YOUR TASK: Look for "icon" in each line of the entries, and return the matching lines.
------
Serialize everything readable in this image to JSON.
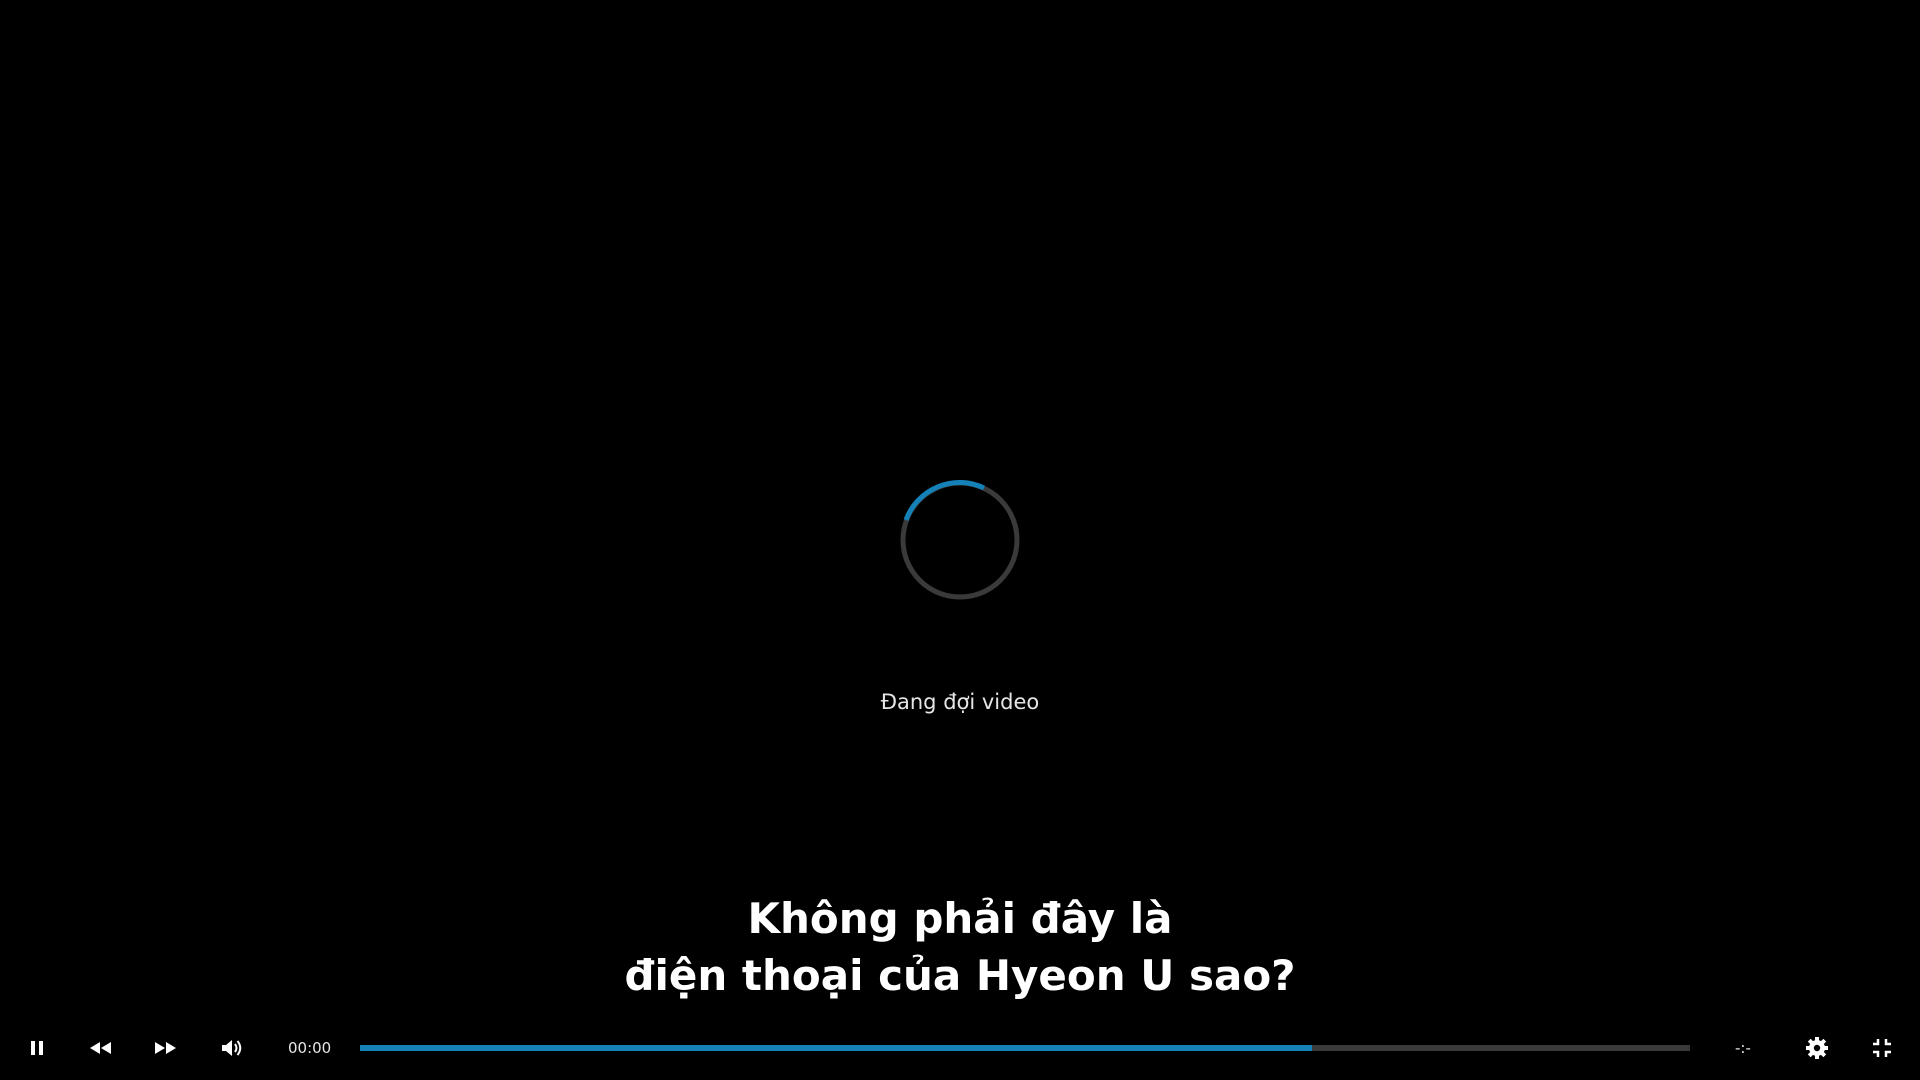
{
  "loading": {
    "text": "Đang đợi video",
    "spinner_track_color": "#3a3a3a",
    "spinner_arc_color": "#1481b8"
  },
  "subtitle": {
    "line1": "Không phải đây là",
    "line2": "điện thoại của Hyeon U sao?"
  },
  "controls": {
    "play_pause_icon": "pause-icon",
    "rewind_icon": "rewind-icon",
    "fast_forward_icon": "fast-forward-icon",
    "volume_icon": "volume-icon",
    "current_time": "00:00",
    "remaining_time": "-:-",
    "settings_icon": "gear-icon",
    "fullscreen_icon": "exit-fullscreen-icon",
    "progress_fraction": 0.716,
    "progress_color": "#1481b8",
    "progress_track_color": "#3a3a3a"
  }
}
------
COMPLETE ANSWER:
    "play_pause_icon": "pause-icon",
    "rewind_icon": "rewind-icon",
    "fast_forward_icon": "fast-forward-icon",
    "volume_icon": "volume-icon",
    "settings_icon": "gear-icon",
    "fullscreen_icon": "exit-fullscreen-icon",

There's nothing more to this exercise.